======== Given information ========
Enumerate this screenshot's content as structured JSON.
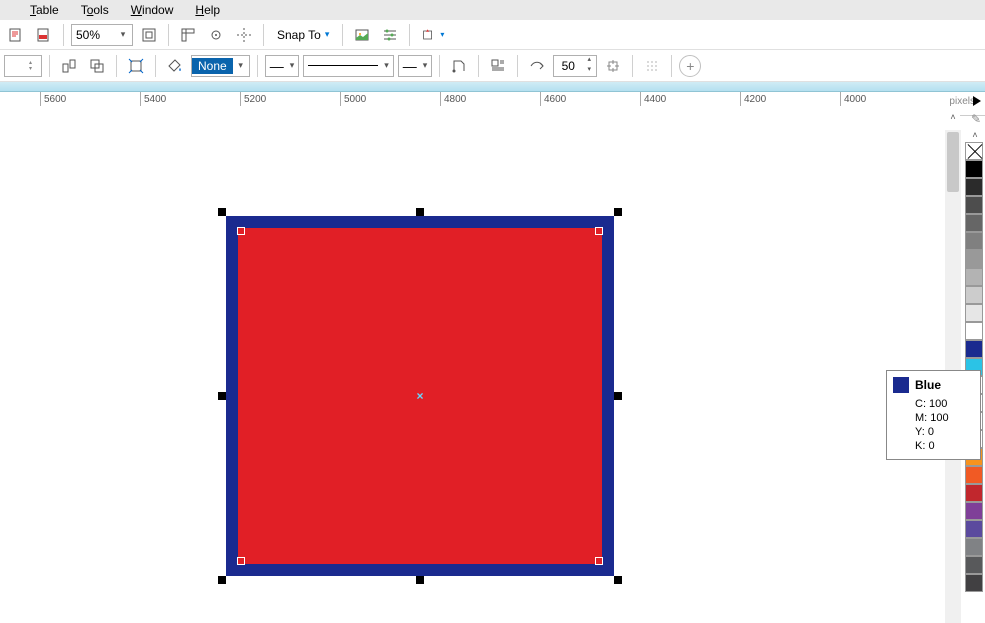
{
  "menu": {
    "table": "Table",
    "tools": "Tools",
    "window": "Window",
    "help": "Help"
  },
  "toolbar1": {
    "zoom": "50%",
    "snapto": "Snap To"
  },
  "toolbar2": {
    "fill": "None",
    "offset": "50"
  },
  "ruler": {
    "ticks": [
      "5600",
      "5400",
      "5200",
      "5000",
      "4800",
      "4600",
      "4400",
      "4200",
      "4000"
    ],
    "units": "pixels"
  },
  "palette": {
    "colors": [
      "#000000",
      "#2b2b2b",
      "#4d4d4d",
      "#666666",
      "#808080",
      "#999999",
      "#b3b3b3",
      "#cccccc",
      "#e6e6e6",
      "#ffffff",
      "#1a2a8f",
      "#2bc3e6",
      "#ffffff",
      "#ffffff",
      "#ffffff",
      "#ffffff",
      "#f7931e",
      "#f15a24",
      "#c1272d",
      "#7f3f98",
      "#5b4a9e",
      "#808285",
      "#58595b",
      "#414042"
    ]
  },
  "tooltip": {
    "name": "Blue",
    "c": "C: 100",
    "m": "M: 100",
    "y": "Y: 0",
    "k": "K: 0"
  }
}
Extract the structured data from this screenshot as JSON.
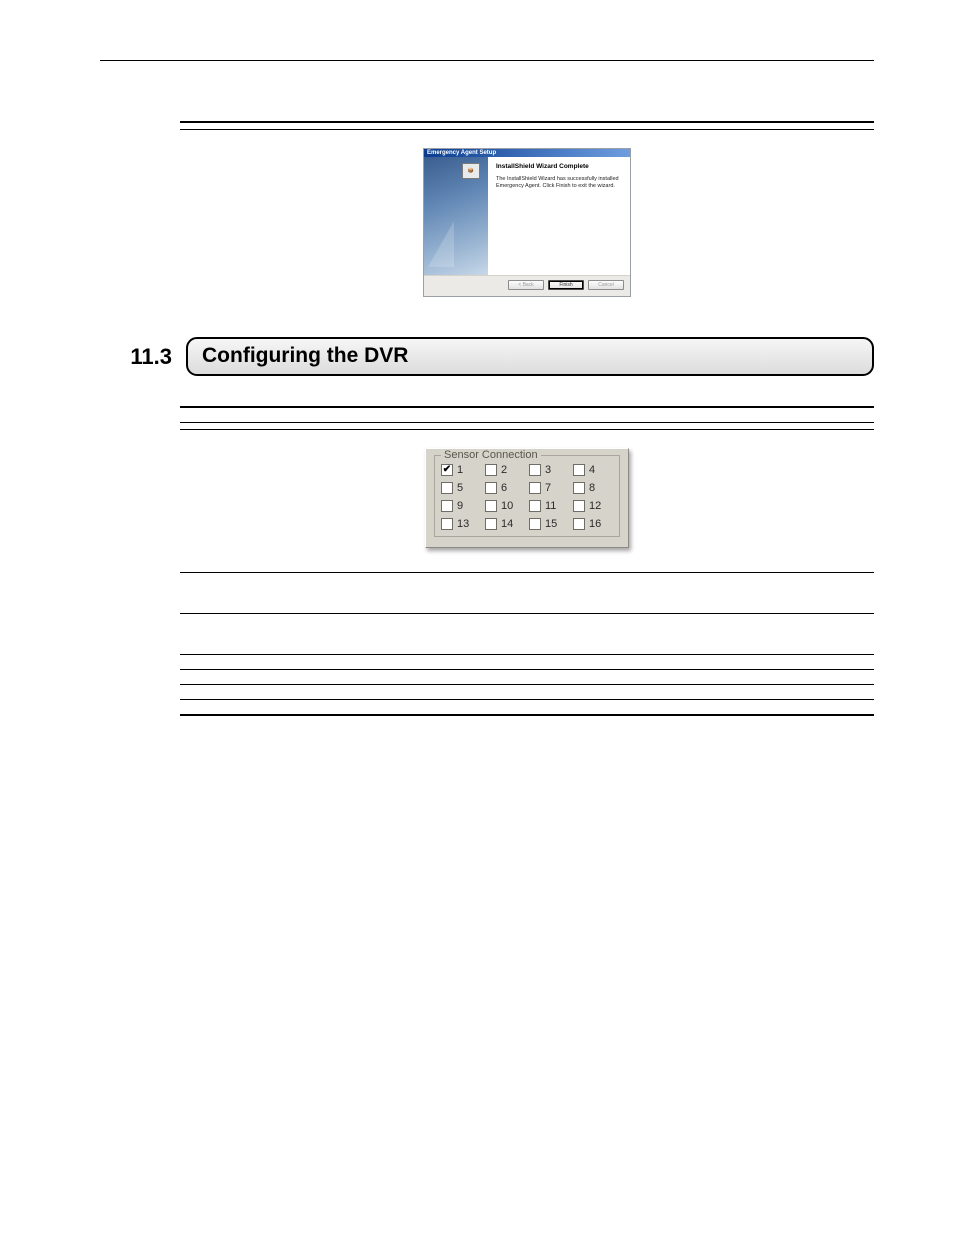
{
  "section": {
    "number": "11.3",
    "title": "Configuring the DVR"
  },
  "wizard": {
    "window_title": "Emergency Agent Setup",
    "heading": "InstallShield Wizard Complete",
    "body_text": "The InstallShield Wizard has successfully installed Emergency Agent. Click Finish to exit the wizard.",
    "side_icon_label": "📦",
    "buttons": {
      "back": "< Back",
      "finish": "Finish",
      "cancel": "Cancel"
    }
  },
  "sensor_panel": {
    "legend": "Sensor Connection",
    "items": [
      {
        "n": "1",
        "checked": true
      },
      {
        "n": "2",
        "checked": false
      },
      {
        "n": "3",
        "checked": false
      },
      {
        "n": "4",
        "checked": false
      },
      {
        "n": "5",
        "checked": false
      },
      {
        "n": "6",
        "checked": false
      },
      {
        "n": "7",
        "checked": false
      },
      {
        "n": "8",
        "checked": false
      },
      {
        "n": "9",
        "checked": false
      },
      {
        "n": "10",
        "checked": false
      },
      {
        "n": "11",
        "checked": false
      },
      {
        "n": "12",
        "checked": false
      },
      {
        "n": "13",
        "checked": false
      },
      {
        "n": "14",
        "checked": false
      },
      {
        "n": "15",
        "checked": false
      },
      {
        "n": "16",
        "checked": false
      }
    ]
  },
  "checkmark_glyph": "✔"
}
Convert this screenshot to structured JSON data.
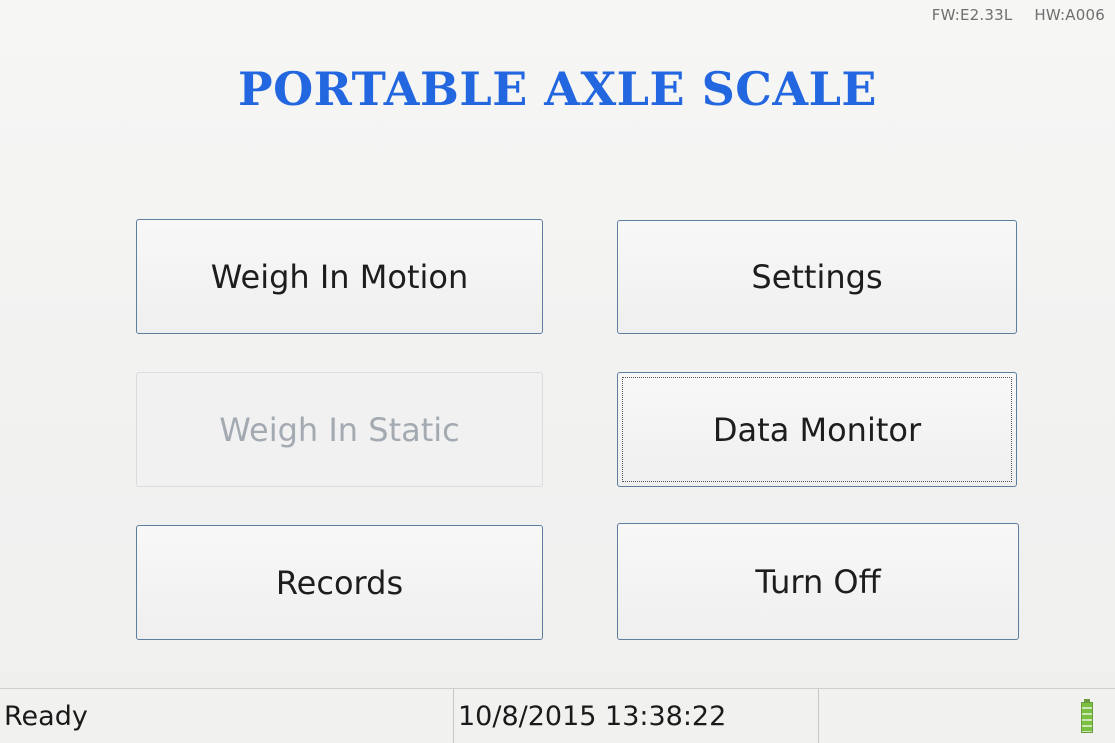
{
  "header": {
    "firmware": "FW:E2.33L",
    "hardware": "HW:A006",
    "title": "PORTABLE AXLE SCALE"
  },
  "menu": {
    "weigh_in_motion": "Weigh In Motion",
    "settings": "Settings",
    "weigh_in_static": "Weigh In Static",
    "data_monitor": "Data Monitor",
    "records": "Records",
    "turn_off": "Turn Off"
  },
  "status_bar": {
    "status": "Ready",
    "datetime": "10/8/2015 13:38:22",
    "battery_icon": "battery-full-icon"
  },
  "colors": {
    "title": "#2266e0",
    "battery": "#7ac143",
    "disabled_text": "#a3aab2"
  }
}
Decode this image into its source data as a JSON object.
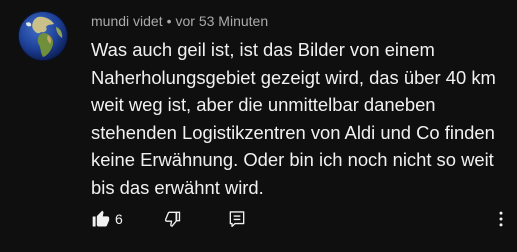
{
  "comment": {
    "author": "mundi videt",
    "separator": "•",
    "timestamp": "vor 53 Minuten",
    "text_lines": [
      "Was auch geil ist, ist das Bilder von einem",
      "Naherholungsgebiet gezeigt wird, das über 40 km",
      "weit weg ist, aber die unmittelbar daneben",
      "stehenden Logistikzentren von Aldi und Co finden",
      "keine Erwähnung. Oder bin ich noch nicht so weit",
      "bis das erwähnt wird."
    ],
    "like_count": "6"
  },
  "icons": {
    "avatar": "globe-avatar",
    "like": "thumbs-up-icon",
    "dislike": "thumbs-down-icon",
    "reply": "reply-icon",
    "menu": "more-vertical-icon"
  },
  "colors": {
    "background": "#0f0f0f",
    "text": "#f1f1f1",
    "meta": "#aaaaaa"
  }
}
========
# Problem requirements
Print each of the records above exactly as written, leaving no picture in the copy.

# Answer in full
Enumerate this screenshot's content as structured JSON.
{
  "menu": {
    "table": "Table",
    "tools": "Tools",
    "window": "Window",
    "help": "Help"
  },
  "toolbar1": {
    "zoom": "50%",
    "snapto": "Snap To"
  },
  "toolbar2": {
    "fill": "None",
    "offset": "50"
  },
  "ruler": {
    "ticks": [
      "5600",
      "5400",
      "5200",
      "5000",
      "4800",
      "4600",
      "4400",
      "4200",
      "4000"
    ],
    "units": "pixels"
  },
  "palette": {
    "colors": [
      "#000000",
      "#2b2b2b",
      "#4d4d4d",
      "#666666",
      "#808080",
      "#999999",
      "#b3b3b3",
      "#cccccc",
      "#e6e6e6",
      "#ffffff",
      "#1a2a8f",
      "#2bc3e6",
      "#ffffff",
      "#ffffff",
      "#ffffff",
      "#ffffff",
      "#f7931e",
      "#f15a24",
      "#c1272d",
      "#7f3f98",
      "#5b4a9e",
      "#808285",
      "#58595b",
      "#414042"
    ]
  },
  "tooltip": {
    "name": "Blue",
    "c": "C: 100",
    "m": "M: 100",
    "y": "Y: 0",
    "k": "K: 0"
  }
}
Extract the structured data from this screenshot as JSON.
{
  "section": {
    "number": "11.3",
    "title": "Configuring the DVR"
  },
  "wizard": {
    "window_title": "Emergency Agent Setup",
    "heading": "InstallShield Wizard Complete",
    "body_text": "The InstallShield Wizard has successfully installed Emergency Agent. Click Finish to exit the wizard.",
    "side_icon_label": "📦",
    "buttons": {
      "back": "< Back",
      "finish": "Finish",
      "cancel": "Cancel"
    }
  },
  "sensor_panel": {
    "legend": "Sensor Connection",
    "items": [
      {
        "n": "1",
        "checked": true
      },
      {
        "n": "2",
        "checked": false
      },
      {
        "n": "3",
        "checked": false
      },
      {
        "n": "4",
        "checked": false
      },
      {
        "n": "5",
        "checked": false
      },
      {
        "n": "6",
        "checked": false
      },
      {
        "n": "7",
        "checked": false
      },
      {
        "n": "8",
        "checked": false
      },
      {
        "n": "9",
        "checked": false
      },
      {
        "n": "10",
        "checked": false
      },
      {
        "n": "11",
        "checked": false
      },
      {
        "n": "12",
        "checked": false
      },
      {
        "n": "13",
        "checked": false
      },
      {
        "n": "14",
        "checked": false
      },
      {
        "n": "15",
        "checked": false
      },
      {
        "n": "16",
        "checked": false
      }
    ]
  },
  "checkmark_glyph": "✔"
}
Convert this screenshot to structured JSON data.
{
  "header": {
    "firmware": "FW:E2.33L",
    "hardware": "HW:A006",
    "title": "PORTABLE AXLE SCALE"
  },
  "menu": {
    "weigh_in_motion": "Weigh In Motion",
    "settings": "Settings",
    "weigh_in_static": "Weigh In Static",
    "data_monitor": "Data Monitor",
    "records": "Records",
    "turn_off": "Turn Off"
  },
  "status_bar": {
    "status": "Ready",
    "datetime": "10/8/2015 13:38:22",
    "battery_icon": "battery-full-icon"
  },
  "colors": {
    "title": "#2266e0",
    "battery": "#7ac143",
    "disabled_text": "#a3aab2"
  }
}
Decode this image into its source data as a JSON object.
{
  "comment": {
    "author": "mundi videt",
    "separator": "•",
    "timestamp": "vor 53 Minuten",
    "text_lines": [
      "Was auch geil ist, ist das Bilder von einem",
      "Naherholungsgebiet gezeigt wird, das über 40 km",
      "weit weg ist, aber die unmittelbar daneben",
      "stehenden Logistikzentren von Aldi und Co finden",
      "keine Erwähnung. Oder bin ich noch nicht so weit",
      "bis das erwähnt wird."
    ],
    "like_count": "6"
  },
  "icons": {
    "avatar": "globe-avatar",
    "like": "thumbs-up-icon",
    "dislike": "thumbs-down-icon",
    "reply": "reply-icon",
    "menu": "more-vertical-icon"
  },
  "colors": {
    "background": "#0f0f0f",
    "text": "#f1f1f1",
    "meta": "#aaaaaa"
  }
}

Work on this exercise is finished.